Figure content listings:
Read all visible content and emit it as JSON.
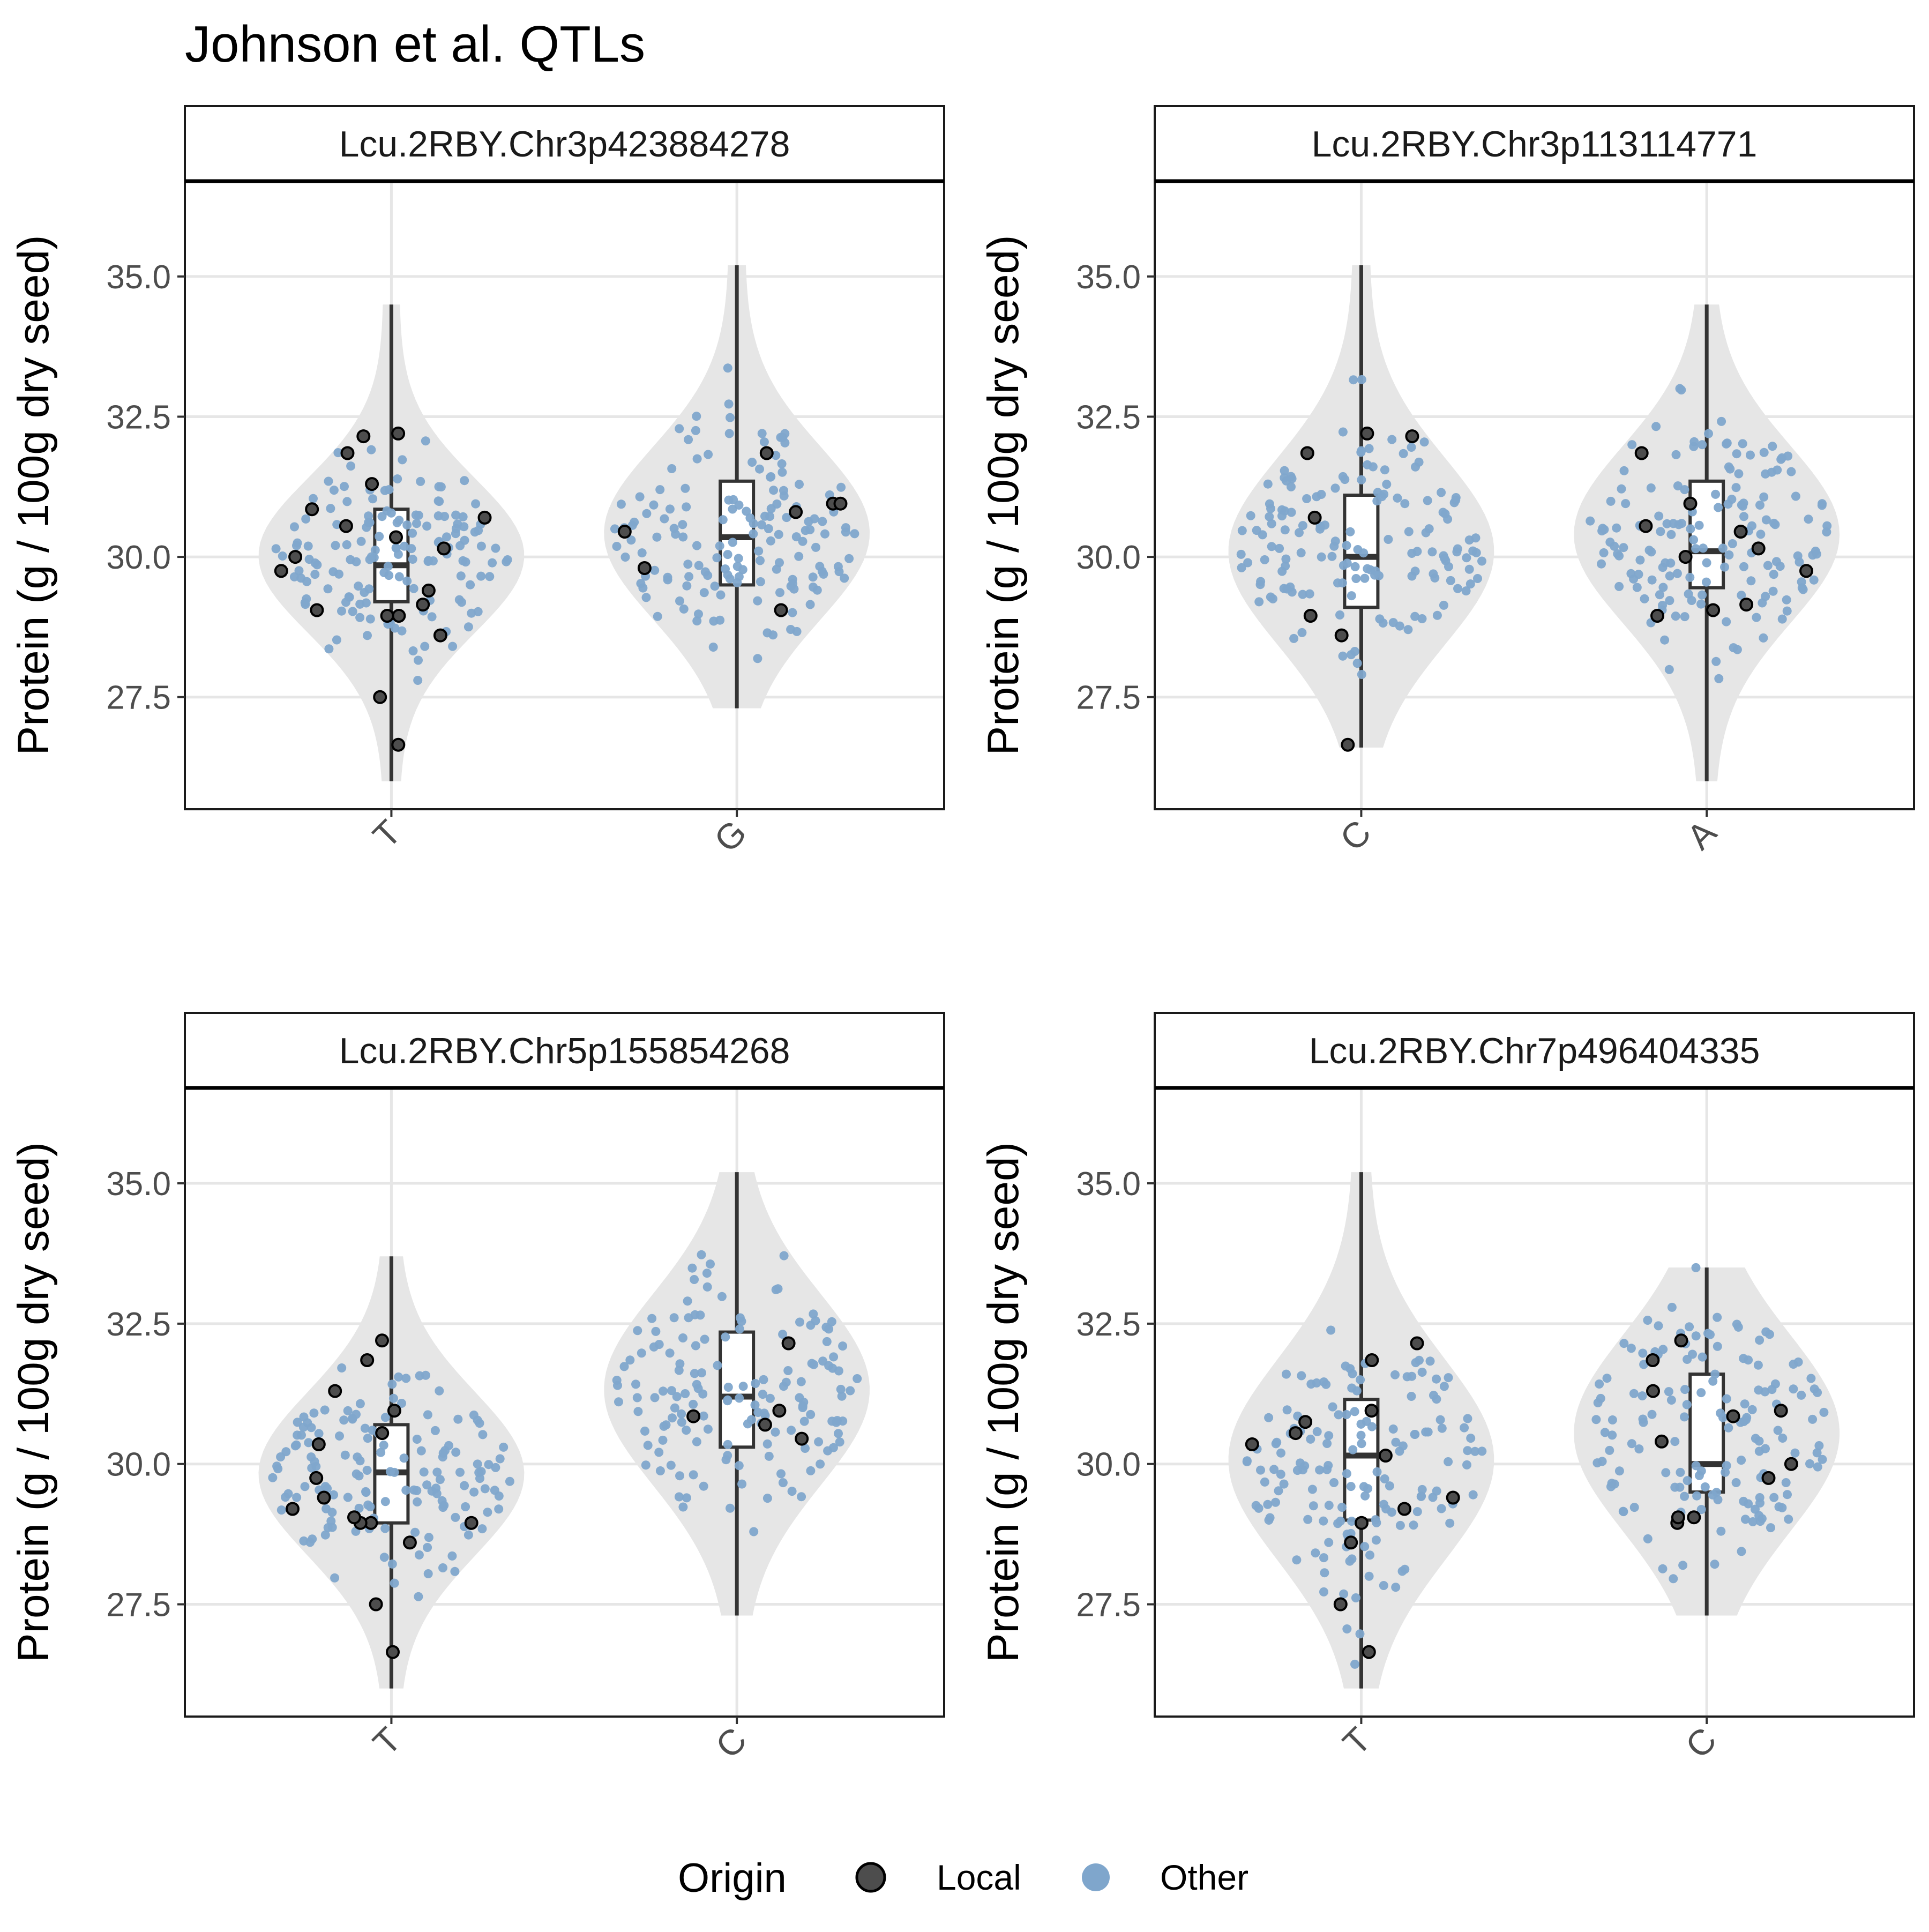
{
  "title": "Johnson et al. QTLs",
  "legend": {
    "title": "Origin",
    "position": "bottom",
    "items": [
      {
        "label": "Local",
        "color": "#333333",
        "fill": "#4d4d4d"
      },
      {
        "label": "Other",
        "color": "#7fa6cc",
        "fill": "#7fa6cc"
      }
    ]
  },
  "colors": {
    "local_point": "#4d4d4d",
    "other_point": "#7fa6cc",
    "violin_fill": "#e6e6e6",
    "grid": "#e6e6e6",
    "frame": "#1a1a1a"
  },
  "chart_data": [
    {
      "type": "violin",
      "strip_label": "Lcu.2RBY.Chr3p423884278",
      "ylabel": "Protein (g / 100g dry seed)",
      "yticks": [
        27.5,
        30.0,
        32.5,
        35.0
      ],
      "ylim": [
        25.5,
        36.7
      ],
      "grid": true,
      "categories": [
        {
          "label": "T",
          "min": 26.0,
          "q1": 29.2,
          "median": 29.85,
          "q3": 30.85,
          "max": 34.5,
          "local_points": [
            29.75,
            30.35,
            30.85,
            31.3,
            31.85,
            32.15,
            32.2,
            30.7,
            30.15,
            30.55,
            29.15,
            29.05,
            28.95,
            28.6,
            27.5,
            26.65,
            29.4,
            30.0,
            28.95
          ]
        },
        {
          "label": "G",
          "min": 27.3,
          "q1": 29.5,
          "median": 30.35,
          "q3": 31.35,
          "max": 35.2,
          "local_points": [
            30.95,
            31.85,
            30.8,
            30.95,
            29.05,
            29.8,
            30.45
          ]
        }
      ]
    },
    {
      "type": "violin",
      "strip_label": "Lcu.2RBY.Chr3p113114771",
      "ylabel": "Protein (g / 100g dry seed)",
      "yticks": [
        27.5,
        30.0,
        32.5,
        35.0
      ],
      "ylim": [
        25.5,
        36.7
      ],
      "grid": true,
      "categories": [
        {
          "label": "C",
          "min": 26.6,
          "q1": 29.1,
          "median": 30.0,
          "q3": 31.1,
          "max": 35.2,
          "local_points": [
            32.15,
            32.2,
            31.85,
            30.7,
            28.95,
            28.6,
            26.65
          ]
        },
        {
          "label": "A",
          "min": 26.0,
          "q1": 29.45,
          "median": 30.1,
          "q3": 31.35,
          "max": 34.5,
          "local_points": [
            31.85,
            30.55,
            30.95,
            30.45,
            30.15,
            30.0,
            29.75,
            29.15,
            29.05,
            28.95
          ]
        }
      ]
    },
    {
      "type": "violin",
      "strip_label": "Lcu.2RBY.Chr5p155854268",
      "ylabel": "Protein (g / 100g dry seed)",
      "yticks": [
        27.5,
        30.0,
        32.5,
        35.0
      ],
      "ylim": [
        25.5,
        36.7
      ],
      "grid": true,
      "categories": [
        {
          "label": "T",
          "min": 26.0,
          "q1": 28.95,
          "median": 29.85,
          "q3": 30.7,
          "max": 33.7,
          "local_points": [
            32.2,
            31.85,
            31.3,
            30.95,
            30.55,
            30.35,
            29.75,
            29.4,
            29.2,
            28.95,
            28.95,
            29.05,
            28.6,
            28.95,
            27.5,
            26.65
          ]
        },
        {
          "label": "C",
          "min": 27.3,
          "q1": 30.3,
          "median": 31.2,
          "q3": 32.35,
          "max": 35.2,
          "local_points": [
            32.15,
            30.85,
            30.95,
            30.7,
            30.45
          ]
        }
      ]
    },
    {
      "type": "violin",
      "strip_label": "Lcu.2RBY.Chr7p496404335",
      "ylabel": "Protein (g / 100g dry seed)",
      "yticks": [
        27.5,
        30.0,
        32.5,
        35.0
      ],
      "ylim": [
        25.5,
        36.7
      ],
      "grid": true,
      "categories": [
        {
          "label": "T",
          "min": 26.0,
          "q1": 29.0,
          "median": 30.15,
          "q3": 31.15,
          "max": 35.2,
          "local_points": [
            30.95,
            30.15,
            30.75,
            32.15,
            31.85,
            30.55,
            30.35,
            29.4,
            29.2,
            28.95,
            28.6,
            27.5,
            26.65
          ]
        },
        {
          "label": "C",
          "min": 27.3,
          "q1": 29.5,
          "median": 30.0,
          "q3": 31.6,
          "max": 33.5,
          "local_points": [
            31.85,
            32.2,
            31.3,
            30.95,
            30.85,
            30.4,
            30.0,
            29.75,
            29.05,
            28.95,
            29.05
          ]
        }
      ]
    }
  ]
}
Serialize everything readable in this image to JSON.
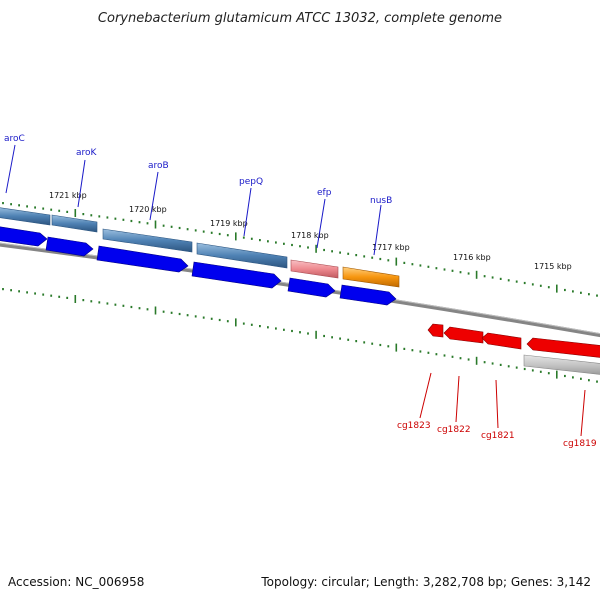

__DIRECTIONS FOR THIS TASK__: Each line above that includes "JSON" should be shown.

__FINISHED EXERCISE__:
Read all visible content and emit it as JSON.
Serialize everything readable in this image to JSON.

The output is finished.